**WHAT IS BEING ASKED:**
Please print the records below word for word, from the first line through the line containing "stroke-samples: ? bbox=[250, 578, 352, 598]", including that line.

******************************

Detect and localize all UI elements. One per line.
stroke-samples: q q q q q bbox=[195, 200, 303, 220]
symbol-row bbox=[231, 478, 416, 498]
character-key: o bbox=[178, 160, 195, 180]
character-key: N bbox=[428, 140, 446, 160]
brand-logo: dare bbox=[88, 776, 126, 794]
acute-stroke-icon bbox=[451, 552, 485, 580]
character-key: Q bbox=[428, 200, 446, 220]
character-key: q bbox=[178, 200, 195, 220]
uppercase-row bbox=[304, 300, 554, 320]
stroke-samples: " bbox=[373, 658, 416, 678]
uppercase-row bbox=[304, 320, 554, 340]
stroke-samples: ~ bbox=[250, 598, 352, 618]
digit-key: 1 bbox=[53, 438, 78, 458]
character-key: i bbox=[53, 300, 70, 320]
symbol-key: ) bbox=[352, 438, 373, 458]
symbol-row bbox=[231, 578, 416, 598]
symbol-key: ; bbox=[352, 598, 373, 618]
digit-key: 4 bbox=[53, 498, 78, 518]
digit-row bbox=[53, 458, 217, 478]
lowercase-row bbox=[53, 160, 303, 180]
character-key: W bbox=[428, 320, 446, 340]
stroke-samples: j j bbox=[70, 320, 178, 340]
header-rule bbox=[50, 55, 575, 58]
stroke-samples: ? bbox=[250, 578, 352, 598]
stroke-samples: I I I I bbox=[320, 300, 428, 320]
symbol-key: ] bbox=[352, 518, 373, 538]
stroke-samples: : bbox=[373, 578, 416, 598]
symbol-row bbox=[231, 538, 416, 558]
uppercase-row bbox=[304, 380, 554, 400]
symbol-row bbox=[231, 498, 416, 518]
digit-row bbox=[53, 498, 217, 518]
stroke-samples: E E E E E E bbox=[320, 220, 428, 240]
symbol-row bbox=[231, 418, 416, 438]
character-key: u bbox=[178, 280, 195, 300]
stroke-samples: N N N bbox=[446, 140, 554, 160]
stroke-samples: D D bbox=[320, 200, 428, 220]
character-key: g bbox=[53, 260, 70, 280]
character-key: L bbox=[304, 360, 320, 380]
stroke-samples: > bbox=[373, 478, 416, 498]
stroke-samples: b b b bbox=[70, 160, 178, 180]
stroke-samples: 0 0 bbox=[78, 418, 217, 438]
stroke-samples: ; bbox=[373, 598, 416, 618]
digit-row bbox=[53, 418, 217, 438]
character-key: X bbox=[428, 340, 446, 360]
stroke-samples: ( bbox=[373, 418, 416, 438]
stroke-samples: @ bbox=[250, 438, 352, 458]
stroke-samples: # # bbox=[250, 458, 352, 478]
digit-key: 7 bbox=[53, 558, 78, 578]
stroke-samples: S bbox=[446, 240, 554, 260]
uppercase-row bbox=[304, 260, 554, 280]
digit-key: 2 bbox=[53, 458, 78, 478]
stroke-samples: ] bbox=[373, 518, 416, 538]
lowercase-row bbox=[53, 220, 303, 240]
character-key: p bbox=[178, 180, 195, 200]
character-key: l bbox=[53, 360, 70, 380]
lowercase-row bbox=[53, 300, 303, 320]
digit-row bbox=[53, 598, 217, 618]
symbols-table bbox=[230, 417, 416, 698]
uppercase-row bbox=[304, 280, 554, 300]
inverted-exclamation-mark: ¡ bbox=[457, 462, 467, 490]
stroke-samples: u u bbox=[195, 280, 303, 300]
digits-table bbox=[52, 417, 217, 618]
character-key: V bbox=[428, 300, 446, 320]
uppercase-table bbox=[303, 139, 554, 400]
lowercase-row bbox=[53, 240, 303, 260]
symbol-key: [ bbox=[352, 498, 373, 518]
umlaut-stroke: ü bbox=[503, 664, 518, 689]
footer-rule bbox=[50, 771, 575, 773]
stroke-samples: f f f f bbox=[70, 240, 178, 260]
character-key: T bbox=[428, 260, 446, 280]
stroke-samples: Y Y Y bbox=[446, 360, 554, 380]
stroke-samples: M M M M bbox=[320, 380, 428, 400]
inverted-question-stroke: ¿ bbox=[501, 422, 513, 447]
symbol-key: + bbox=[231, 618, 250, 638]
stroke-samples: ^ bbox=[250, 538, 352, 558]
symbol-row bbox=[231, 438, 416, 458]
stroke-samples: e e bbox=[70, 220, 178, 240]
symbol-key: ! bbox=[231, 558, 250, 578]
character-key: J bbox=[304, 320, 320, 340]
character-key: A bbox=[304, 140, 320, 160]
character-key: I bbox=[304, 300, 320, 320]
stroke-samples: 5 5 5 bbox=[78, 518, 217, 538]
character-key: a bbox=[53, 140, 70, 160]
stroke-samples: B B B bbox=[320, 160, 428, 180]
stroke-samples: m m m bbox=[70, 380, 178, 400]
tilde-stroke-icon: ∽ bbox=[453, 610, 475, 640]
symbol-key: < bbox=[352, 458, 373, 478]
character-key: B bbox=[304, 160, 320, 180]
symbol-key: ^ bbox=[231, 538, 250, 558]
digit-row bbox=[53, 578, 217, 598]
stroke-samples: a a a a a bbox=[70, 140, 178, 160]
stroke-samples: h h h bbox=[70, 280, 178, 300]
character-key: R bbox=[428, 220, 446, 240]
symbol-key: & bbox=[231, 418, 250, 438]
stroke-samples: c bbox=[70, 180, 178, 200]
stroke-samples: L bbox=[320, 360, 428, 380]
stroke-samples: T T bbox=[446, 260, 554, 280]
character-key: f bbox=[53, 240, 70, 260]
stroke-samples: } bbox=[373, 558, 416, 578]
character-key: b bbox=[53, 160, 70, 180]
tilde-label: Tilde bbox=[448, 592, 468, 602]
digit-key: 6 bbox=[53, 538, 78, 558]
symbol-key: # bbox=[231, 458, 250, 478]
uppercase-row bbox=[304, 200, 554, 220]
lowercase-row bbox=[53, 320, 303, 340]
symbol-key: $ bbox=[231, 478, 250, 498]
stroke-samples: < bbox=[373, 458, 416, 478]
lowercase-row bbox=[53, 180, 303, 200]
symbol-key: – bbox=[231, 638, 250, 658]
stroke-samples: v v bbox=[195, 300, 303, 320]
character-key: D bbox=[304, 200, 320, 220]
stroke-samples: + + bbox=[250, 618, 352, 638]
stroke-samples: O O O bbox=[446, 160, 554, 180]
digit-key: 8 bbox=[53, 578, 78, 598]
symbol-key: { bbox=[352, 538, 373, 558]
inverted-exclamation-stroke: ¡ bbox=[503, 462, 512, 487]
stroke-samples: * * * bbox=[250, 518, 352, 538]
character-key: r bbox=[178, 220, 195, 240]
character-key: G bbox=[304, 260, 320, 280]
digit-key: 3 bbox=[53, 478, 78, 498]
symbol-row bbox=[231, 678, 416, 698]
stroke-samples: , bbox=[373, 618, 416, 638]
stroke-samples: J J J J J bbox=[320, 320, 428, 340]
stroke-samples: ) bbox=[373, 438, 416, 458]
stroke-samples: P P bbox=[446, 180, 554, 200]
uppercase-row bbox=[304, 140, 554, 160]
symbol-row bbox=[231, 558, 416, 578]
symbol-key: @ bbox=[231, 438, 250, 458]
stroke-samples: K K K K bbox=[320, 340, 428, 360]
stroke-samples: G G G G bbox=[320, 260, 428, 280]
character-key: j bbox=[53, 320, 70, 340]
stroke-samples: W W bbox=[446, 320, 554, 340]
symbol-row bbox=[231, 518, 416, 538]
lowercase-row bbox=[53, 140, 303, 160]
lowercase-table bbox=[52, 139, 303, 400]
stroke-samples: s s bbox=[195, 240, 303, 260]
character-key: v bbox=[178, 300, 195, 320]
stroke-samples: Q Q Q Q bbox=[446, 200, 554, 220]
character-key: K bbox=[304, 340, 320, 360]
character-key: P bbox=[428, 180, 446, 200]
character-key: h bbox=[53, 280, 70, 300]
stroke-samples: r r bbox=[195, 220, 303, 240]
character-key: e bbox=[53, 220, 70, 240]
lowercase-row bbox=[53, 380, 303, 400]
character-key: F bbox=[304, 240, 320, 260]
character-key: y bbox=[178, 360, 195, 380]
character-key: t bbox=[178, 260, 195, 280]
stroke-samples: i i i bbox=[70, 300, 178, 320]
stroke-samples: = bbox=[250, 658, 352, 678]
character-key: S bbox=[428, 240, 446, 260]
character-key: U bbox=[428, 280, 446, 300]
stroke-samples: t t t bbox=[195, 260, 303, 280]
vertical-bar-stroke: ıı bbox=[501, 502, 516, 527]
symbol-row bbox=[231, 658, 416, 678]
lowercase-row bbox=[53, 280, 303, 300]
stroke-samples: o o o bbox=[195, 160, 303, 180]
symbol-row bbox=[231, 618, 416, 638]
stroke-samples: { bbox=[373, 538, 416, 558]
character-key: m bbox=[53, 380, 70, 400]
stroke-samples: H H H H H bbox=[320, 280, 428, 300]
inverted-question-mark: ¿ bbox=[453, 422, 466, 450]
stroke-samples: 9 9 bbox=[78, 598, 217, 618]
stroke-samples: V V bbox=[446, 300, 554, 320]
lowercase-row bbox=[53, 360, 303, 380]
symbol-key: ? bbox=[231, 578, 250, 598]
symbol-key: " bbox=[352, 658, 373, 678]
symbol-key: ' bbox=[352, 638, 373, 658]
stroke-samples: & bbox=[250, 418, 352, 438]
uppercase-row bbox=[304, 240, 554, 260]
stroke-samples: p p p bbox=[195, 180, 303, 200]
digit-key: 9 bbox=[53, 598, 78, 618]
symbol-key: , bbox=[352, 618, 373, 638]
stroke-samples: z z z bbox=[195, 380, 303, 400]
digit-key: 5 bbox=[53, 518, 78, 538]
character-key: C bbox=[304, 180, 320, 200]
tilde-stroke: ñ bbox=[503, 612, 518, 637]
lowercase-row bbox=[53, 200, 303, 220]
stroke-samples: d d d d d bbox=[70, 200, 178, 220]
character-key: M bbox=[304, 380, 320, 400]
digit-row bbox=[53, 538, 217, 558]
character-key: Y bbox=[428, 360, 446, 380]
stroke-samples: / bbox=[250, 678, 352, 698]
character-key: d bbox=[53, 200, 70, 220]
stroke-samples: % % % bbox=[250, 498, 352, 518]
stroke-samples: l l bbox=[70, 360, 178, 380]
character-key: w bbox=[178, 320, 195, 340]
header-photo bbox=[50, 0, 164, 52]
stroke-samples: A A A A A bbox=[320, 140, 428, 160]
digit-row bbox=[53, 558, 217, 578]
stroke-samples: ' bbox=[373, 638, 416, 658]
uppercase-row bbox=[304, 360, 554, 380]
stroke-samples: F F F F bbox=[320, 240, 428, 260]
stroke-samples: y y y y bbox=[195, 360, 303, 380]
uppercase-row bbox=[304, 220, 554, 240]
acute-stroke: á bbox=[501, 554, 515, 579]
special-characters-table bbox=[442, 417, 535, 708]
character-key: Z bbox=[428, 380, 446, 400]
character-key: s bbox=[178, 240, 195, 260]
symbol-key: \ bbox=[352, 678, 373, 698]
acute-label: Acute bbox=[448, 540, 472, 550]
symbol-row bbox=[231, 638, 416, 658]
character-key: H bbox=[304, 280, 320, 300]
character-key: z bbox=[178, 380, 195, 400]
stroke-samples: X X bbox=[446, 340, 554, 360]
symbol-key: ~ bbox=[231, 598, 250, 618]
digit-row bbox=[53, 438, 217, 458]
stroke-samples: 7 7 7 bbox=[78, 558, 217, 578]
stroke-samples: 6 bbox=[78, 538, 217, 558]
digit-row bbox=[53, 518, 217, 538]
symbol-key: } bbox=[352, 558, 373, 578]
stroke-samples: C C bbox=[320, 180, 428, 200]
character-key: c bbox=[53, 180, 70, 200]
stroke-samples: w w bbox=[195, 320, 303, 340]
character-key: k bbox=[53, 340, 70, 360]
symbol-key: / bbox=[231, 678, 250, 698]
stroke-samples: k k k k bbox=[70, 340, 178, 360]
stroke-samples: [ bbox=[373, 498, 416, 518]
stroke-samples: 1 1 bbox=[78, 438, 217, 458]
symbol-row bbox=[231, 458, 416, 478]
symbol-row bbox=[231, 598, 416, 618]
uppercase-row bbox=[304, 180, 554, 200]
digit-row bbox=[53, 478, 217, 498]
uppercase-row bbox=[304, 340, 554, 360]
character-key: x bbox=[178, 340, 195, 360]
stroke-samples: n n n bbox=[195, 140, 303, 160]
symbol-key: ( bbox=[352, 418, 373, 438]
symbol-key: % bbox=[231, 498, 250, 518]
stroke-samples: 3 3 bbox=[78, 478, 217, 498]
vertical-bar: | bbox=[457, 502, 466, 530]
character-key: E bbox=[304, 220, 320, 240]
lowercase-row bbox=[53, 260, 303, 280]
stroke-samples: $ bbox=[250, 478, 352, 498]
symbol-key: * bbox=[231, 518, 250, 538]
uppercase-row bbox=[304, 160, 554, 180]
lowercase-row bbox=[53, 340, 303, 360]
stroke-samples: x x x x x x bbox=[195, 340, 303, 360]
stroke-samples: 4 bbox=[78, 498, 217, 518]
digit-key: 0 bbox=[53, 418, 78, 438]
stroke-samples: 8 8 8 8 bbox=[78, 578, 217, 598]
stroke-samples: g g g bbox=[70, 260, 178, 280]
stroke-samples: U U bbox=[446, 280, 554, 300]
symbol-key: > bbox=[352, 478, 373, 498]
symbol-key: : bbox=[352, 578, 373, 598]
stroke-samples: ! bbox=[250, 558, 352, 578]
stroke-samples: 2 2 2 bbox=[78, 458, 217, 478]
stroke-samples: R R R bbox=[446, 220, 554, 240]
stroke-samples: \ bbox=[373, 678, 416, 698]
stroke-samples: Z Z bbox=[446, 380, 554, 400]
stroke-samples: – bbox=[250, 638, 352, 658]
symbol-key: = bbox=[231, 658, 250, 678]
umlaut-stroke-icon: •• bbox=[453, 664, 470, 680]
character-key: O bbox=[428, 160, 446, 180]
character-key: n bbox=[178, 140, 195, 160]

******************************

**COMPLETE RESPONSE:**
Detect and localize all UI elements. One per line.
stroke-samples: q q q q q bbox=[195, 200, 303, 220]
symbol-row bbox=[231, 478, 416, 498]
character-key: o bbox=[178, 160, 195, 180]
character-key: N bbox=[428, 140, 446, 160]
brand-logo: dare bbox=[88, 776, 126, 794]
acute-stroke-icon bbox=[451, 552, 485, 580]
character-key: Q bbox=[428, 200, 446, 220]
character-key: q bbox=[178, 200, 195, 220]
uppercase-row bbox=[304, 300, 554, 320]
stroke-samples: " bbox=[373, 658, 416, 678]
uppercase-row bbox=[304, 320, 554, 340]
stroke-samples: ~ bbox=[250, 598, 352, 618]
digit-key: 1 bbox=[53, 438, 78, 458]
character-key: i bbox=[53, 300, 70, 320]
symbol-key: ) bbox=[352, 438, 373, 458]
symbol-row bbox=[231, 578, 416, 598]
symbol-key: ; bbox=[352, 598, 373, 618]
digit-key: 4 bbox=[53, 498, 78, 518]
digit-row bbox=[53, 458, 217, 478]
lowercase-row bbox=[53, 160, 303, 180]
character-key: W bbox=[428, 320, 446, 340]
stroke-samples: j j bbox=[70, 320, 178, 340]
header-rule bbox=[50, 55, 575, 58]
stroke-samples: ? bbox=[250, 578, 352, 598]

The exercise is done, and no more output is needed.